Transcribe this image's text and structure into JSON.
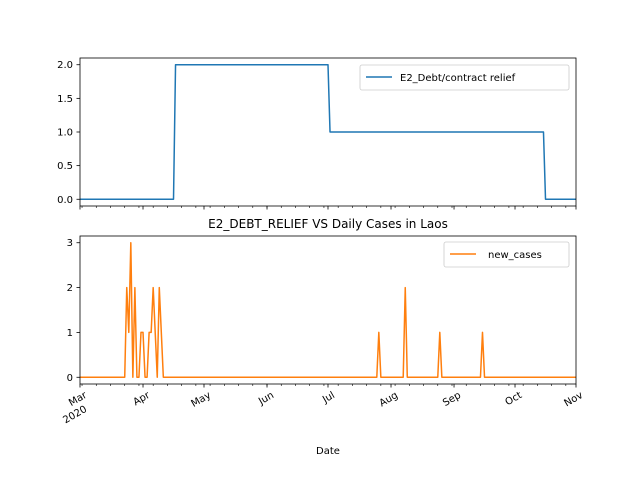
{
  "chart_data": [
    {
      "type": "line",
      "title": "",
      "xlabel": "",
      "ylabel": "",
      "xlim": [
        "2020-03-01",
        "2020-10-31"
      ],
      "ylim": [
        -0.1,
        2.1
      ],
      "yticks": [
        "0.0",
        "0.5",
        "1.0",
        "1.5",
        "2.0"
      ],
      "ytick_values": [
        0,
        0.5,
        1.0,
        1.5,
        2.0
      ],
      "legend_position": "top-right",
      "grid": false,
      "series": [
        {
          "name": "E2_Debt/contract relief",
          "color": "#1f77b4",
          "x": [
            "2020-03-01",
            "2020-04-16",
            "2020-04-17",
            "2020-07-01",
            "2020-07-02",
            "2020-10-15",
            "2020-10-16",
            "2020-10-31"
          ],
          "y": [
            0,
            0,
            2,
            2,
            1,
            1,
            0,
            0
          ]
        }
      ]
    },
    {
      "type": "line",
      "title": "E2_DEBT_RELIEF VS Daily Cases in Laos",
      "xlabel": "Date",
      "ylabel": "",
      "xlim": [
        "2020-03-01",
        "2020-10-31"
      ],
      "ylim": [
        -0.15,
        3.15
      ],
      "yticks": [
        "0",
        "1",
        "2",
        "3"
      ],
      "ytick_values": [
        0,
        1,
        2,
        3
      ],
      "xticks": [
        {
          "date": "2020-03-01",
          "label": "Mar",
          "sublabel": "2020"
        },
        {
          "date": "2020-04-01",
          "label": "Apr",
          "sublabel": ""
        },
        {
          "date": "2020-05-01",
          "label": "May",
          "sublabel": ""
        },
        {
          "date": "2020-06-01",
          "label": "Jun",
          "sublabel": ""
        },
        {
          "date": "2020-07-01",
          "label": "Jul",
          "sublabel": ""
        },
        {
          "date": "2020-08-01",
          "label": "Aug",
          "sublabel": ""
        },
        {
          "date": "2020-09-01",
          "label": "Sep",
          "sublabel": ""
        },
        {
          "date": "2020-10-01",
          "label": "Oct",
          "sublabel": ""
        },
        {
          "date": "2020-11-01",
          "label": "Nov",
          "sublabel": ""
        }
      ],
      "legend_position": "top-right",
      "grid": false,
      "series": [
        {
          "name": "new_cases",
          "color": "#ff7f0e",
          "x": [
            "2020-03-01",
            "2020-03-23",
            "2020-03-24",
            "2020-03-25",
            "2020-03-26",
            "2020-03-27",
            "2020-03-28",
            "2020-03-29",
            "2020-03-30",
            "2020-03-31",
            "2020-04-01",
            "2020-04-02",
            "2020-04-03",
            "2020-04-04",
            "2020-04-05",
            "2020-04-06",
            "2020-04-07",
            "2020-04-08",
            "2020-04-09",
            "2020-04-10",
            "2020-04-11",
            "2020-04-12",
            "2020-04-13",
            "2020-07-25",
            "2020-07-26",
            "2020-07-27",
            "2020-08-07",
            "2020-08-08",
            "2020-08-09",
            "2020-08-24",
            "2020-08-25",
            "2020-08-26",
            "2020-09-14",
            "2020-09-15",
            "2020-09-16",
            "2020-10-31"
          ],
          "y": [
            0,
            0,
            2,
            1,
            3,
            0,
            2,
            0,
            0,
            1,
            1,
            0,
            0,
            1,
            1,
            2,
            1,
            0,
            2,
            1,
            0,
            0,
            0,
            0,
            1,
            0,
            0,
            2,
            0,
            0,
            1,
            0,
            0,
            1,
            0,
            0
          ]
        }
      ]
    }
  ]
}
━━━━━━━━━━━━━━━━━━━━
Write out the entries above verbatim; the pictures do not belong in your copy.

Transcribe this image's text and structure into JSON.
{
  "chart_data": [
    {
      "type": "line",
      "title": "",
      "xlabel": "",
      "ylabel": "",
      "xlim": [
        "2020-03-01",
        "2020-10-31"
      ],
      "ylim": [
        -0.1,
        2.1
      ],
      "yticks": [
        "0.0",
        "0.5",
        "1.0",
        "1.5",
        "2.0"
      ],
      "ytick_values": [
        0,
        0.5,
        1.0,
        1.5,
        2.0
      ],
      "legend_position": "top-right",
      "grid": false,
      "series": [
        {
          "name": "E2_Debt/contract relief",
          "color": "#1f77b4",
          "x": [
            "2020-03-01",
            "2020-04-16",
            "2020-04-17",
            "2020-07-01",
            "2020-07-02",
            "2020-10-15",
            "2020-10-16",
            "2020-10-31"
          ],
          "y": [
            0,
            0,
            2,
            2,
            1,
            1,
            0,
            0
          ]
        }
      ]
    },
    {
      "type": "line",
      "title": "E2_DEBT_RELIEF VS Daily Cases in Laos",
      "xlabel": "Date",
      "ylabel": "",
      "xlim": [
        "2020-03-01",
        "2020-10-31"
      ],
      "ylim": [
        -0.15,
        3.15
      ],
      "yticks": [
        "0",
        "1",
        "2",
        "3"
      ],
      "ytick_values": [
        0,
        1,
        2,
        3
      ],
      "xticks": [
        {
          "date": "2020-03-01",
          "label": "Mar",
          "sublabel": "2020"
        },
        {
          "date": "2020-04-01",
          "label": "Apr",
          "sublabel": ""
        },
        {
          "date": "2020-05-01",
          "label": "May",
          "sublabel": ""
        },
        {
          "date": "2020-06-01",
          "label": "Jun",
          "sublabel": ""
        },
        {
          "date": "2020-07-01",
          "label": "Jul",
          "sublabel": ""
        },
        {
          "date": "2020-08-01",
          "label": "Aug",
          "sublabel": ""
        },
        {
          "date": "2020-09-01",
          "label": "Sep",
          "sublabel": ""
        },
        {
          "date": "2020-10-01",
          "label": "Oct",
          "sublabel": ""
        },
        {
          "date": "2020-11-01",
          "label": "Nov",
          "sublabel": ""
        }
      ],
      "legend_position": "top-right",
      "grid": false,
      "series": [
        {
          "name": "new_cases",
          "color": "#ff7f0e",
          "x": [
            "2020-03-01",
            "2020-03-23",
            "2020-03-24",
            "2020-03-25",
            "2020-03-26",
            "2020-03-27",
            "2020-03-28",
            "2020-03-29",
            "2020-03-30",
            "2020-03-31",
            "2020-04-01",
            "2020-04-02",
            "2020-04-03",
            "2020-04-04",
            "2020-04-05",
            "2020-04-06",
            "2020-04-07",
            "2020-04-08",
            "2020-04-09",
            "2020-04-10",
            "2020-04-11",
            "2020-04-12",
            "2020-04-13",
            "2020-07-25",
            "2020-07-26",
            "2020-07-27",
            "2020-08-07",
            "2020-08-08",
            "2020-08-09",
            "2020-08-24",
            "2020-08-25",
            "2020-08-26",
            "2020-09-14",
            "2020-09-15",
            "2020-09-16",
            "2020-10-31"
          ],
          "y": [
            0,
            0,
            2,
            1,
            3,
            0,
            2,
            0,
            0,
            1,
            1,
            0,
            0,
            1,
            1,
            2,
            1,
            0,
            2,
            1,
            0,
            0,
            0,
            0,
            1,
            0,
            0,
            2,
            0,
            0,
            1,
            0,
            0,
            1,
            0,
            0
          ]
        }
      ]
    }
  ]
}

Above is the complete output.